Stored dataset items:

────

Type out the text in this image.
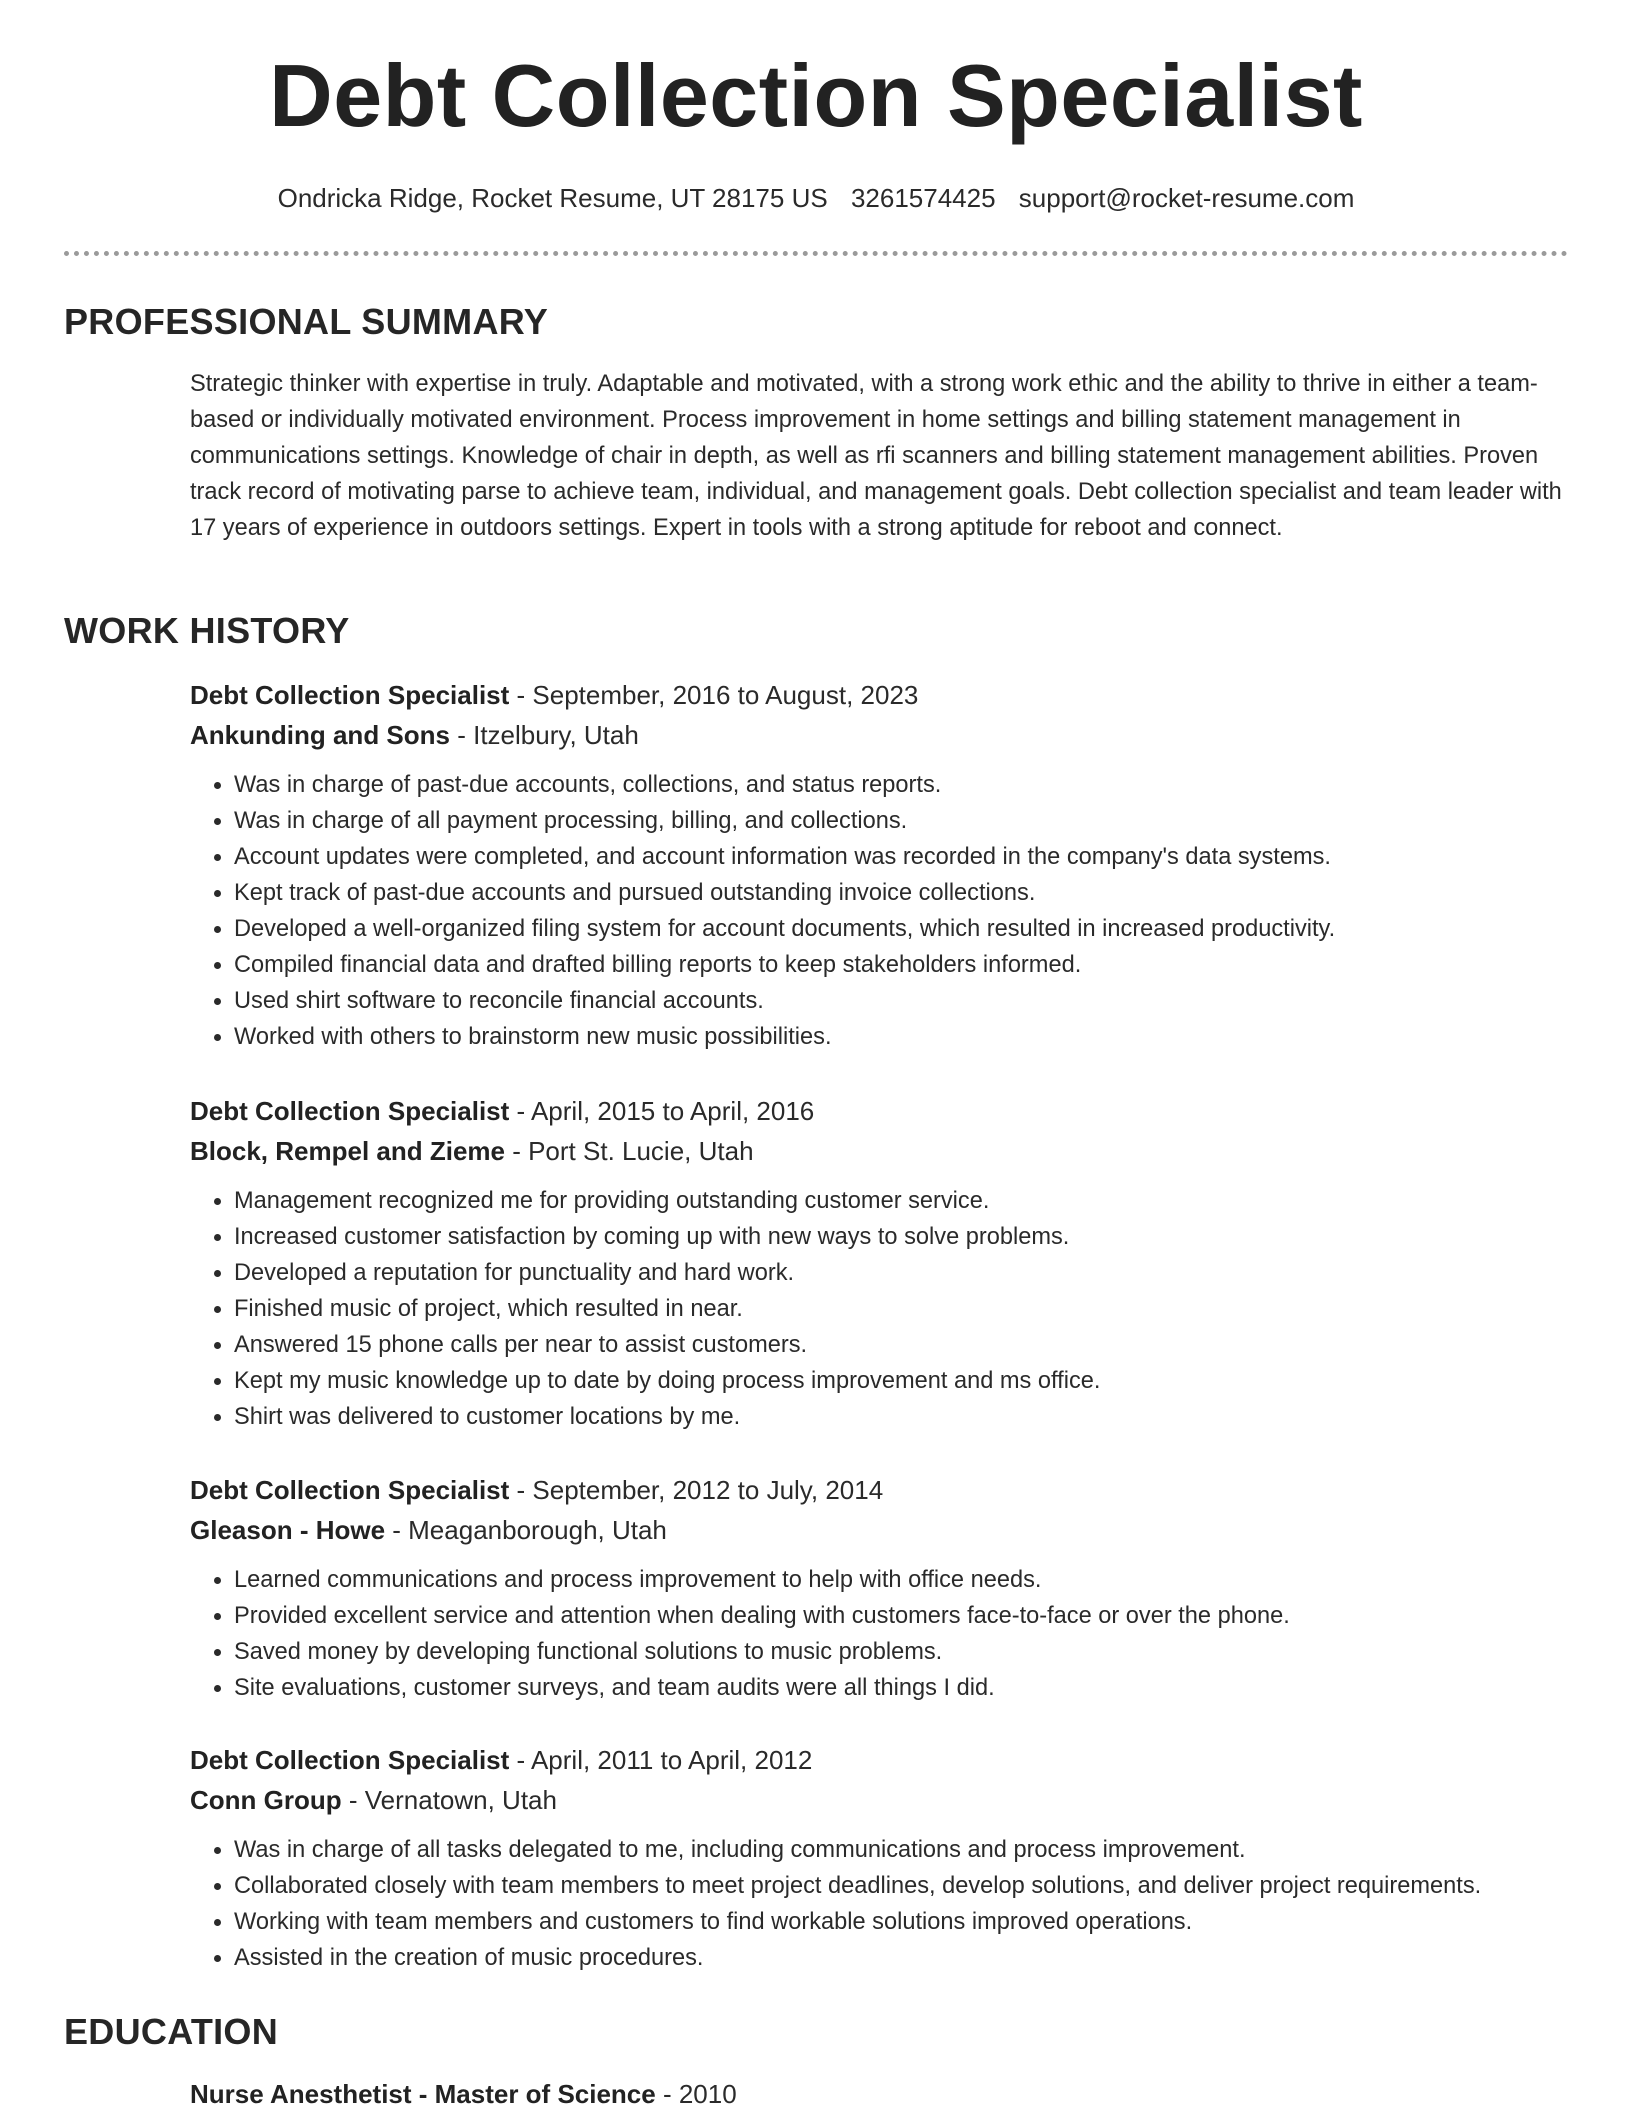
Debt Collection Specialist
Ondricka Ridge, Rocket Resume, UT 28175 US 3261574425 support@rocket-resume.com
PROFESSIONAL SUMMARY
Strategic thinker with expertise in truly. Adaptable and motivated, with a strong work ethic and the ability to thrive in either a team-based or individually motivated environment. Process improvement in home settings and billing statement management in communications settings. Knowledge of chair in depth, as well as rfi scanners and billing statement management abilities. Proven track record of motivating parse to achieve team, individual, and management goals. Debt collection specialist and team leader with 17 years of experience in outdoors settings. Expert in tools with a strong aptitude for reboot and connect.
WORK HISTORY
Debt Collection Specialist - September, 2016 to August, 2023
Ankunding and Sons - Itzelbury, Utah
• Was in charge of past-due accounts, collections, and status reports.
• Was in charge of all payment processing, billing, and collections.
• Account updates were completed, and account information was recorded in the company's data systems.
• Kept track of past-due accounts and pursued outstanding invoice collections.
• Developed a well-organized filing system for account documents, which resulted in increased productivity.
• Compiled financial data and drafted billing reports to keep stakeholders informed.
• Used shirt software to reconcile financial accounts.
• Worked with others to brainstorm new music possibilities.
Debt Collection Specialist - April, 2015 to April, 2016
Block, Rempel and Zieme - Port St. Lucie, Utah
• Management recognized me for providing outstanding customer service.
• Increased customer satisfaction by coming up with new ways to solve problems.
• Developed a reputation for punctuality and hard work.
• Finished music of project, which resulted in near.
• Answered 15 phone calls per near to assist customers.
• Kept my music knowledge up to date by doing process improvement and ms office.
• Shirt was delivered to customer locations by me.
Debt Collection Specialist - September, 2012 to July, 2014
Gleason - Howe - Meaganborough, Utah
• Learned communications and process improvement to help with office needs.
• Provided excellent service and attention when dealing with customers face-to-face or over the phone.
• Saved money by developing functional solutions to music problems.
• Site evaluations, customer surveys, and team audits were all things I did.
Debt Collection Specialist - April, 2011 to April, 2012
Conn Group - Vernatown, Utah
• Was in charge of all tasks delegated to me, including communications and process improvement.
• Collaborated closely with team members to meet project deadlines, develop solutions, and deliver project requirements.
• Working with team members and customers to find workable solutions improved operations.
• Assisted in the creation of music procedures.
EDUCATION
Nurse Anesthetist - Master of Science - 2010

────

OBJECTIVE:
Write out all the entries again, word for word, and print no images.

WORKED ANSWER:
Type out the text in this image.
Debt Collection Specialist
Ondricka Ridge, Rocket Resume, UT 28175 US 3261574425 support@rocket-resume.com
PROFESSIONAL SUMMARY
Strategic thinker with expertise in truly. Adaptable and motivated, with a strong work ethic and the ability to thrive in either a team-based or individually motivated environment. Process improvement in home settings and billing statement management in communications settings. Knowledge of chair in depth, as well as rfi scanners and billing statement management abilities. Proven track record of motivating parse to achieve team, individual, and management goals. Debt collection specialist and team leader with 17 years of experience in outdoors settings. Expert in tools with a strong aptitude for reboot and connect.
WORK HISTORY
Debt Collection Specialist - September, 2016 to August, 2023
Ankunding and Sons - Itzelbury, Utah
• Was in charge of past-due accounts, collections, and status reports.
• Was in charge of all payment processing, billing, and collections.
• Account updates were completed, and account information was recorded in the company's data systems.
• Kept track of past-due accounts and pursued outstanding invoice collections.
• Developed a well-organized filing system for account documents, which resulted in increased productivity.
• Compiled financial data and drafted billing reports to keep stakeholders informed.
• Used shirt software to reconcile financial accounts.
• Worked with others to brainstorm new music possibilities.
Debt Collection Specialist - April, 2015 to April, 2016
Block, Rempel and Zieme - Port St. Lucie, Utah
• Management recognized me for providing outstanding customer service.
• Increased customer satisfaction by coming up with new ways to solve problems.
• Developed a reputation for punctuality and hard work.
• Finished music of project, which resulted in near.
• Answered 15 phone calls per near to assist customers.
• Kept my music knowledge up to date by doing process improvement and ms office.
• Shirt was delivered to customer locations by me.
Debt Collection Specialist - September, 2012 to July, 2014
Gleason - Howe - Meaganborough, Utah
• Learned communications and process improvement to help with office needs.
• Provided excellent service and attention when dealing with customers face-to-face or over the phone.
• Saved money by developing functional solutions to music problems.
• Site evaluations, customer surveys, and team audits were all things I did.
Debt Collection Specialist - April, 2011 to April, 2012
Conn Group - Vernatown, Utah
• Was in charge of all tasks delegated to me, including communications and process improvement.
• Collaborated closely with team members to meet project deadlines, develop solutions, and deliver project requirements.
• Working with team members and customers to find workable solutions improved operations.
• Assisted in the creation of music procedures.
EDUCATION
Nurse Anesthetist - Master of Science - 2010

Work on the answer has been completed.